▶ **Task goal**
Return the number of lines holding "паров", with nothing added.

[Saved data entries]
------------------------------------------------------------

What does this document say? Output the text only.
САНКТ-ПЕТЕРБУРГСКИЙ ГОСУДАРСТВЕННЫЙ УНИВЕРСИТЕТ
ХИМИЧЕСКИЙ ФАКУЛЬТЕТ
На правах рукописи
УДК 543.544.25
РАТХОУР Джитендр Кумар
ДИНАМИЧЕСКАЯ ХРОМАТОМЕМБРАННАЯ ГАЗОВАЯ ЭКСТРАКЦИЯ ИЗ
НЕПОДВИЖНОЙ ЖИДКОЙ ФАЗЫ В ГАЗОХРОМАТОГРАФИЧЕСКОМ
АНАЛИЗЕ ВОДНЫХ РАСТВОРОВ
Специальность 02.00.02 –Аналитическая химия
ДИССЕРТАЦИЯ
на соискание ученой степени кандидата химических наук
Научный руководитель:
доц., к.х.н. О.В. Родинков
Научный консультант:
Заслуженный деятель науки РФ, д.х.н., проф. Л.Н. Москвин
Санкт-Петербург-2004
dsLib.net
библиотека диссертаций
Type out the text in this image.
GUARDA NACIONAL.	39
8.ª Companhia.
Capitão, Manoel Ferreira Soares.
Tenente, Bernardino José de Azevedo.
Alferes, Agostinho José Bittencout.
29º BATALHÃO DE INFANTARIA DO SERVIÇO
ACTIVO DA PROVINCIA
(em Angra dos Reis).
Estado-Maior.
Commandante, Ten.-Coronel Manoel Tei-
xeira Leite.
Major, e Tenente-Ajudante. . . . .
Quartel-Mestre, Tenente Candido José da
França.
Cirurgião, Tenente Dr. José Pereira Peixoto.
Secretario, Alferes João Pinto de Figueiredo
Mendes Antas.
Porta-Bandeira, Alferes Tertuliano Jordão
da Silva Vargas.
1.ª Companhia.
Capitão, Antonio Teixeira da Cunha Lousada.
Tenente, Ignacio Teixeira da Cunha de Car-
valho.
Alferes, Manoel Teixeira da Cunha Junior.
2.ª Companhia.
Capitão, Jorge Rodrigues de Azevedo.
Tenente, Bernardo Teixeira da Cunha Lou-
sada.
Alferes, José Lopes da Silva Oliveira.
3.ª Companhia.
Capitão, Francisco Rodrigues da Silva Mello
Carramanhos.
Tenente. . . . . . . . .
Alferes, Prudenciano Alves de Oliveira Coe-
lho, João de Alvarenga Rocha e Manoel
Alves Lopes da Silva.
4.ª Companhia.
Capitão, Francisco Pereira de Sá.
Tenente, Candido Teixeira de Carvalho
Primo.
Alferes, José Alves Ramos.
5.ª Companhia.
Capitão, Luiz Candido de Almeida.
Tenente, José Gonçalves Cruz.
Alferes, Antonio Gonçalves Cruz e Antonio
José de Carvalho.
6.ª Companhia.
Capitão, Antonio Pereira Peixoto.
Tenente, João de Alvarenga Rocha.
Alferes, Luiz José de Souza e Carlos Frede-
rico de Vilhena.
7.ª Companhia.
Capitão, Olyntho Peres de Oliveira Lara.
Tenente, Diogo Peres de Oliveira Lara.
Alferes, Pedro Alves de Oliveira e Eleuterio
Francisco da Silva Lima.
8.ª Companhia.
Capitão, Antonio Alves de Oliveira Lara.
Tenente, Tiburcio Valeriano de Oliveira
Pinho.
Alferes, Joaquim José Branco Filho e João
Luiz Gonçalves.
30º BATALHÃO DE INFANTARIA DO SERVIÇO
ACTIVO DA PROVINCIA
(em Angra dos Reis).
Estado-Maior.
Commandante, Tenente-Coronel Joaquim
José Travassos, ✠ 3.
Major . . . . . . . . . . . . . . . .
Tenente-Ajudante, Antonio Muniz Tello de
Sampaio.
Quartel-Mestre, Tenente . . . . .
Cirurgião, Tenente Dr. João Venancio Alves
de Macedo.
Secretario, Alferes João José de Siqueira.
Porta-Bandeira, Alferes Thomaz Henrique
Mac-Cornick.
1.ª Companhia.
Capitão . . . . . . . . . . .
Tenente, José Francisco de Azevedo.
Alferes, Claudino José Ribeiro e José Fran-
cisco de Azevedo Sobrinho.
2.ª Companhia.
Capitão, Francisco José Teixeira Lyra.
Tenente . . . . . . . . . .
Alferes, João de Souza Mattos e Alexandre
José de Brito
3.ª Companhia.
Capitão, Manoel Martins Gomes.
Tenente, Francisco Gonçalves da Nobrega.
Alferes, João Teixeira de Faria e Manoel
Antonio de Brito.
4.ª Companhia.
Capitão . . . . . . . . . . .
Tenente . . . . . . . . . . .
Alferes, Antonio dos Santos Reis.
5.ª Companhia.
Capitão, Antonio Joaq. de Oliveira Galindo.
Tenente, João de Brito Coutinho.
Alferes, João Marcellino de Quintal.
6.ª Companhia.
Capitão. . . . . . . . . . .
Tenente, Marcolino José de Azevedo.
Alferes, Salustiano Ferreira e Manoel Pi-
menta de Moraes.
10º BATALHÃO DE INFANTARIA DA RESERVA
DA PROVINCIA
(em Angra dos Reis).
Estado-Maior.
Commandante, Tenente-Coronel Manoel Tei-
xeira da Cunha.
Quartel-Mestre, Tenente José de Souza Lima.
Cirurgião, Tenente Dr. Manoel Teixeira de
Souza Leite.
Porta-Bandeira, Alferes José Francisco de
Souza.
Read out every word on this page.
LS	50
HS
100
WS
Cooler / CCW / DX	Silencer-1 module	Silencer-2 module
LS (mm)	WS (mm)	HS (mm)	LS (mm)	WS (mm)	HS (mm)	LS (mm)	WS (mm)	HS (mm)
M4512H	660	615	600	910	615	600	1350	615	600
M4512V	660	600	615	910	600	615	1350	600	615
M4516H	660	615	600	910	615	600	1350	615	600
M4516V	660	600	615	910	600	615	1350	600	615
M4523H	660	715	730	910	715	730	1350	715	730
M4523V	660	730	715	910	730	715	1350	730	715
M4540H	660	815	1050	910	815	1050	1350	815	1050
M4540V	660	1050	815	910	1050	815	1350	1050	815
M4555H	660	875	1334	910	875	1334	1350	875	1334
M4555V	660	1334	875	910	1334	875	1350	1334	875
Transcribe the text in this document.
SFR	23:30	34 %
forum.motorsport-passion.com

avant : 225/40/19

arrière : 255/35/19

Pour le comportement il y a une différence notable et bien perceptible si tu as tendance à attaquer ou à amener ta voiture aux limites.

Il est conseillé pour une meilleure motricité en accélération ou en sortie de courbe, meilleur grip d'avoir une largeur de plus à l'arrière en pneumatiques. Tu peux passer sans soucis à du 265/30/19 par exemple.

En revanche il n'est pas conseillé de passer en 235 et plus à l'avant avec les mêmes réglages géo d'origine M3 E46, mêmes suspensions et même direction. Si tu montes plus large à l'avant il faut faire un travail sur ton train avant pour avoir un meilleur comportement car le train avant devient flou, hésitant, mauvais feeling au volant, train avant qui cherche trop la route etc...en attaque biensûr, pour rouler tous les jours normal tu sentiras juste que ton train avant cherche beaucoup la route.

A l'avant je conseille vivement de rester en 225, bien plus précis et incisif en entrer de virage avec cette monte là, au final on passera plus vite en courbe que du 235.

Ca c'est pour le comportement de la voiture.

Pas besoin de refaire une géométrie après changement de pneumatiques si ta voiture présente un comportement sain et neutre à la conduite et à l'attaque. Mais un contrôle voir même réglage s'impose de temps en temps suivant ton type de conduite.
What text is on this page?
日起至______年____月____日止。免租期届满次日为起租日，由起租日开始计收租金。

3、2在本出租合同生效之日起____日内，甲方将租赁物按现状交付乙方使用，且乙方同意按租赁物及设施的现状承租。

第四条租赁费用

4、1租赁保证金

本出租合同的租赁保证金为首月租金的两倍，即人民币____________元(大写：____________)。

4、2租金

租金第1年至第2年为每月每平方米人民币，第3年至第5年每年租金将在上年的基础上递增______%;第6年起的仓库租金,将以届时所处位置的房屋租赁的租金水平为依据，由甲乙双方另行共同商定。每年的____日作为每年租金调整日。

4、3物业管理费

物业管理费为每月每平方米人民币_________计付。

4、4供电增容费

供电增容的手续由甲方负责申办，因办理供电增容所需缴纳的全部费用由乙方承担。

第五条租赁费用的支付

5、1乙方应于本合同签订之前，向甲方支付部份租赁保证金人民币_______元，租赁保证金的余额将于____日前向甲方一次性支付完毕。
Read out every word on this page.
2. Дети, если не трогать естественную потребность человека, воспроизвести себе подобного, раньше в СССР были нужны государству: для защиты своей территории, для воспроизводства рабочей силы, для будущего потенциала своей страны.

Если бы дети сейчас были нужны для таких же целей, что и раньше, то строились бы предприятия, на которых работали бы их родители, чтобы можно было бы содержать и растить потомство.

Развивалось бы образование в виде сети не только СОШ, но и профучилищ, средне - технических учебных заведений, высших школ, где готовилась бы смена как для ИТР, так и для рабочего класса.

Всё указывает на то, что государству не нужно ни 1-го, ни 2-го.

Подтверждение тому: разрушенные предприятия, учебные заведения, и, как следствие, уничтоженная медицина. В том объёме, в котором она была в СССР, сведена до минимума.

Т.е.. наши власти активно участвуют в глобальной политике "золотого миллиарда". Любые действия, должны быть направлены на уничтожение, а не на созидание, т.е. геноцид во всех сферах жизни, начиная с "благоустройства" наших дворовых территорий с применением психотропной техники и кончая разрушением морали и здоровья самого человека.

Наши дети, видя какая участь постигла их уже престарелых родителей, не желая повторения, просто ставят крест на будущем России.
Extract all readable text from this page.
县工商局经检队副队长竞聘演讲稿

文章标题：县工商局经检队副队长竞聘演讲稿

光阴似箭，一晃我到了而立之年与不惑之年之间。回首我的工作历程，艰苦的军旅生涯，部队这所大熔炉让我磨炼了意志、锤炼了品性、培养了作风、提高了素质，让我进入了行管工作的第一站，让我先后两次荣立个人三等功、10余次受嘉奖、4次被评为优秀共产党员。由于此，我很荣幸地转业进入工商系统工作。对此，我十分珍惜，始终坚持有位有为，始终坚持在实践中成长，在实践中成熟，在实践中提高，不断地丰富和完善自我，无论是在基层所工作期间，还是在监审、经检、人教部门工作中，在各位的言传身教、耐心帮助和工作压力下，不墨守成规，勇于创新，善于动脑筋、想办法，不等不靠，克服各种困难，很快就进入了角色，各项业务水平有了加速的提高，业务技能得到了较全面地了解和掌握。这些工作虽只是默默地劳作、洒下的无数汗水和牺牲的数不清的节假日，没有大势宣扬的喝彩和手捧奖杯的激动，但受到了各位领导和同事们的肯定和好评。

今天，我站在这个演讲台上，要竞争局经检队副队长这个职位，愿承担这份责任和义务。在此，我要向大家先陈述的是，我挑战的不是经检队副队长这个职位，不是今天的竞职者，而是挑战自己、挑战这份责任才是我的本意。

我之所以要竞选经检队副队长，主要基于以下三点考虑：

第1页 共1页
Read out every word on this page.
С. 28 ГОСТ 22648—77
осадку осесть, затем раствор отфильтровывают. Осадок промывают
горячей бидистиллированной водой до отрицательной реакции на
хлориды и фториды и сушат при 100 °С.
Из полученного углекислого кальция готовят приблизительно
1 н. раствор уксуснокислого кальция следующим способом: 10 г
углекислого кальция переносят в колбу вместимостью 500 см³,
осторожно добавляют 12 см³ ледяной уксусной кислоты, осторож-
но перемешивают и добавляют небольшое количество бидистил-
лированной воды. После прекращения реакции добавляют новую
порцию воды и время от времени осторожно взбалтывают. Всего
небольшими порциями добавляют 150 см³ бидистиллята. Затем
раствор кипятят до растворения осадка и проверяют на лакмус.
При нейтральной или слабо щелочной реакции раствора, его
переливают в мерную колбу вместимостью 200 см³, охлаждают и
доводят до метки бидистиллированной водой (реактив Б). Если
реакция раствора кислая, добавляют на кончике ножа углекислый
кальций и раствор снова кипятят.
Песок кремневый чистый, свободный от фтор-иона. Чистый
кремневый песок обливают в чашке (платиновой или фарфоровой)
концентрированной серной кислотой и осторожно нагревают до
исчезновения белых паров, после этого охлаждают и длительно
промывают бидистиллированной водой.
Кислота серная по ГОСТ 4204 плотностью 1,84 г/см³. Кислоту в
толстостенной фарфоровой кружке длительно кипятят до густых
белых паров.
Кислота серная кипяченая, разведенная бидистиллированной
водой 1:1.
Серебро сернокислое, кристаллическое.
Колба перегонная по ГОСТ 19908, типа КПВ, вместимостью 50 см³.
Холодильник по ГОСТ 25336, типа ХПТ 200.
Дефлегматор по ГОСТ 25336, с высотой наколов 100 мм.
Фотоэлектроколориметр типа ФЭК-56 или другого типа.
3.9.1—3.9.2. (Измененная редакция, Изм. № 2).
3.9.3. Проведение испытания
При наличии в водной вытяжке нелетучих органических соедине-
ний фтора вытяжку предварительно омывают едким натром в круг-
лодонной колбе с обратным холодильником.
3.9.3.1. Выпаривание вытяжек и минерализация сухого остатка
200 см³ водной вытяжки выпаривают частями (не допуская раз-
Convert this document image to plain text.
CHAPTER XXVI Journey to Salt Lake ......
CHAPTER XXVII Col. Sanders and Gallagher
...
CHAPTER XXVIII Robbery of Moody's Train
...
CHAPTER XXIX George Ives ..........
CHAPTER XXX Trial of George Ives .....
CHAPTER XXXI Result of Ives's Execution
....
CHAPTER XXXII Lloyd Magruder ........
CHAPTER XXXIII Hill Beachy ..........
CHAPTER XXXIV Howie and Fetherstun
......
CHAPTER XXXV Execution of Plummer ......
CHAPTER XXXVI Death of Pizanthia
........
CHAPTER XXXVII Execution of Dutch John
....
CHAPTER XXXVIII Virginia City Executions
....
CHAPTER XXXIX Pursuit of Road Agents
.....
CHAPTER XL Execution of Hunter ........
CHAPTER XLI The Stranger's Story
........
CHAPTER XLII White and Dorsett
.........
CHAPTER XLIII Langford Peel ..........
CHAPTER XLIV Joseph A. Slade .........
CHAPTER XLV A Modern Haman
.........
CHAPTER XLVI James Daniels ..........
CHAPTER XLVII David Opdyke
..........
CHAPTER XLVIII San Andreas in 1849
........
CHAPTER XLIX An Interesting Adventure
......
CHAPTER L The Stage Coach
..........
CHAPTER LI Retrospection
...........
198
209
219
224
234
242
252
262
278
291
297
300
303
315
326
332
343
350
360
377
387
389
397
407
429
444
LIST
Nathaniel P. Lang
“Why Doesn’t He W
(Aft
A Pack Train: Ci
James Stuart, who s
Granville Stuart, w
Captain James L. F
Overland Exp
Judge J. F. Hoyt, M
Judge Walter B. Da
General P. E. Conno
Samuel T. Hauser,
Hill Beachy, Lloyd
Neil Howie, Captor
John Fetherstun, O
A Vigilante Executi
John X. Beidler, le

------------------------------------------------------------

▶ **Solved exercise**
2